> Given records:
......

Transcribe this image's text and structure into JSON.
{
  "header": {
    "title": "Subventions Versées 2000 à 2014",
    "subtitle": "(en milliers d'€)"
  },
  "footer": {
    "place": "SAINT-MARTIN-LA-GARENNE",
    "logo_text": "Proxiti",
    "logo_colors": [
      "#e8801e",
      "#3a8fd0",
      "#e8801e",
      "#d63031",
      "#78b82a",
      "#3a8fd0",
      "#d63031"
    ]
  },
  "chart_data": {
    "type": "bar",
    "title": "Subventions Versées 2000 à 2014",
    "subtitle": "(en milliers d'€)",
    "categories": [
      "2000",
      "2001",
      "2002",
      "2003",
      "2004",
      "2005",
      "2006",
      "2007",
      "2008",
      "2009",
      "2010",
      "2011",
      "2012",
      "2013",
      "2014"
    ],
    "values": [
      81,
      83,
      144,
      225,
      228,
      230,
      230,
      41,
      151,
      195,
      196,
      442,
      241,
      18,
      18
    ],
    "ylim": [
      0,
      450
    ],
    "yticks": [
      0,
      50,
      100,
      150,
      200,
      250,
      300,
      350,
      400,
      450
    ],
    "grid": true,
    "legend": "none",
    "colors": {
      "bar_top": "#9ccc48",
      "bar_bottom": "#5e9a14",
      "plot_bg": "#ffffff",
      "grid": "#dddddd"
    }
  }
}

......

> What needs to be done:
In the entries above, find each line with the word "subtitle" and copy it.

> Response to this task:
    "subtitle": "(en milliers d'€)"
    "subtitle": "(en milliers d'€)",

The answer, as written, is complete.